> _Description of the task_
Extract the part of the records that opens with their first line and closes with the line containing "series-uoft <box>239 157 2457 1155</box>", both ends included, and reproduce it verbatim.

═══ Record excerpts ═══

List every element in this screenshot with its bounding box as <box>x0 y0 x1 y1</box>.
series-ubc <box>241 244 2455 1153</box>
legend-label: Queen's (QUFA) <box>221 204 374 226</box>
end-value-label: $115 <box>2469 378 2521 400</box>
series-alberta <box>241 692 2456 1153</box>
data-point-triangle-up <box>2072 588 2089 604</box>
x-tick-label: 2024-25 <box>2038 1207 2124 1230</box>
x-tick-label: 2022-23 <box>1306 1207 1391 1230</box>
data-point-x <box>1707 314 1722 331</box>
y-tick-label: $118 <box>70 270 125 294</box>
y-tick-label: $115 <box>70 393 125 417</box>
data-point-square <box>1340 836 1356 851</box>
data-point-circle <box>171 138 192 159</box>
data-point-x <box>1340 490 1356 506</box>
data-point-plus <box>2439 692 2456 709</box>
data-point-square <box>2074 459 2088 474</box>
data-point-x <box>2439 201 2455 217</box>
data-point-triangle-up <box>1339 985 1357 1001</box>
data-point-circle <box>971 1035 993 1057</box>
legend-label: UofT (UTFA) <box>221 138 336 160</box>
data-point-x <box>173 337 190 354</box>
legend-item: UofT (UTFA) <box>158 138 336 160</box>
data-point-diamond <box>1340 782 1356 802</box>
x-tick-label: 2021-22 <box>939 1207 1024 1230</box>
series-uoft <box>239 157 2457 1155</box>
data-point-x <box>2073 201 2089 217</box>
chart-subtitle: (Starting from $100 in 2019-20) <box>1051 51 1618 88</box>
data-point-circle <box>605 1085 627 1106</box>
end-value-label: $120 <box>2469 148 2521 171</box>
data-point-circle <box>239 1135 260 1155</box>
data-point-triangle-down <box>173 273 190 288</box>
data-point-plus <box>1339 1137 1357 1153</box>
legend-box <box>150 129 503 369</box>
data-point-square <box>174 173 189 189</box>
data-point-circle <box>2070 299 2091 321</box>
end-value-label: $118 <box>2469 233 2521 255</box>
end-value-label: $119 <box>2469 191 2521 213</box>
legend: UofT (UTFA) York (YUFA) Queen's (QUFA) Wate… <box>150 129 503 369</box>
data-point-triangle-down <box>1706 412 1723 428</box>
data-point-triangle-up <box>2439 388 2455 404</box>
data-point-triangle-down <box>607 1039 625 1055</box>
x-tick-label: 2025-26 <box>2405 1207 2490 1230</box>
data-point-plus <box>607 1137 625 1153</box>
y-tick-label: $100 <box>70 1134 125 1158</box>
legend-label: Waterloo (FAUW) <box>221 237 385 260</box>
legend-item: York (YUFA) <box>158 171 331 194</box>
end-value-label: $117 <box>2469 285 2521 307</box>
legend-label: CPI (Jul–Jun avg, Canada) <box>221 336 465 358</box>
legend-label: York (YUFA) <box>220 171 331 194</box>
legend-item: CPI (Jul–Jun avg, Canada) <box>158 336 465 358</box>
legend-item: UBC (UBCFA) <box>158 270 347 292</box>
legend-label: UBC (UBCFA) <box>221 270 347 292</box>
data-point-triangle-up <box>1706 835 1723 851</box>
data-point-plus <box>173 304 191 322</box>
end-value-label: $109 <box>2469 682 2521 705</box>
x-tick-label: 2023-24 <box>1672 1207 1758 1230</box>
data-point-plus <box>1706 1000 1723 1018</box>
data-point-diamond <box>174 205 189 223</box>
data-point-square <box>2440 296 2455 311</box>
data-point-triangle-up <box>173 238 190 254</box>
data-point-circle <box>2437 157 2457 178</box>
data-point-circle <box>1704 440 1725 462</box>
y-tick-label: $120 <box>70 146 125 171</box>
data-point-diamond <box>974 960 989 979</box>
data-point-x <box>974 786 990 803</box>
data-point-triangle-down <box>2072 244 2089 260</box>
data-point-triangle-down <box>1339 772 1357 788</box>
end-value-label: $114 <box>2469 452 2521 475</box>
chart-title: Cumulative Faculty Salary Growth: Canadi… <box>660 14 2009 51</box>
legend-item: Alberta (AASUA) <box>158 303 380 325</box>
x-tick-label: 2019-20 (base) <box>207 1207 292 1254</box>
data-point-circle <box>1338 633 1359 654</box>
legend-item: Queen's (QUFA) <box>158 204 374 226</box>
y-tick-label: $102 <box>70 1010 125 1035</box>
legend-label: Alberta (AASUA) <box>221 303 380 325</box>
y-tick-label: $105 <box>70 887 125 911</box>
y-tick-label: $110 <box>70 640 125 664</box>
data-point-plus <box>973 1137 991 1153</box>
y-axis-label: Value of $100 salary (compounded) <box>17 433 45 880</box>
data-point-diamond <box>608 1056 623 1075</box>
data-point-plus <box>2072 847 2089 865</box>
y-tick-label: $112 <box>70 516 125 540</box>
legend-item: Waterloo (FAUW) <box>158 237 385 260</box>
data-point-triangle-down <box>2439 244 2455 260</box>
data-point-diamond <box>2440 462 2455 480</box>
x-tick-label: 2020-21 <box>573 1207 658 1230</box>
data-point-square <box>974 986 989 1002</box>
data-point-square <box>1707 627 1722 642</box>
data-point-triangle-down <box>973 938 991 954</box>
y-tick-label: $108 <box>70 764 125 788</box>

═══

> _Completed exercise_
List every element in this screenshot with its bounding box as <box>x0 y0 x1 y1</box>.
series-ubc <box>241 244 2455 1153</box>
legend-label: Queen's (QUFA) <box>221 204 374 226</box>
end-value-label: $115 <box>2469 378 2521 400</box>
series-alberta <box>241 692 2456 1153</box>
data-point-triangle-up <box>2072 588 2089 604</box>
x-tick-label: 2024-25 <box>2038 1207 2124 1230</box>
x-tick-label: 2022-23 <box>1306 1207 1391 1230</box>
data-point-x <box>1707 314 1722 331</box>
y-tick-label: $118 <box>70 270 125 294</box>
y-tick-label: $115 <box>70 393 125 417</box>
data-point-square <box>1340 836 1356 851</box>
data-point-circle <box>171 138 192 159</box>
data-point-x <box>1340 490 1356 506</box>
data-point-plus <box>2439 692 2456 709</box>
data-point-square <box>2074 459 2088 474</box>
data-point-x <box>2439 201 2455 217</box>
data-point-triangle-up <box>1339 985 1357 1001</box>
data-point-circle <box>971 1035 993 1057</box>
legend-label: UofT (UTFA) <box>221 138 336 160</box>
data-point-x <box>173 337 190 354</box>
legend-item: UofT (UTFA) <box>158 138 336 160</box>
data-point-diamond <box>1340 782 1356 802</box>
x-tick-label: 2021-22 <box>939 1207 1024 1230</box>
series-uoft <box>239 157 2457 1155</box>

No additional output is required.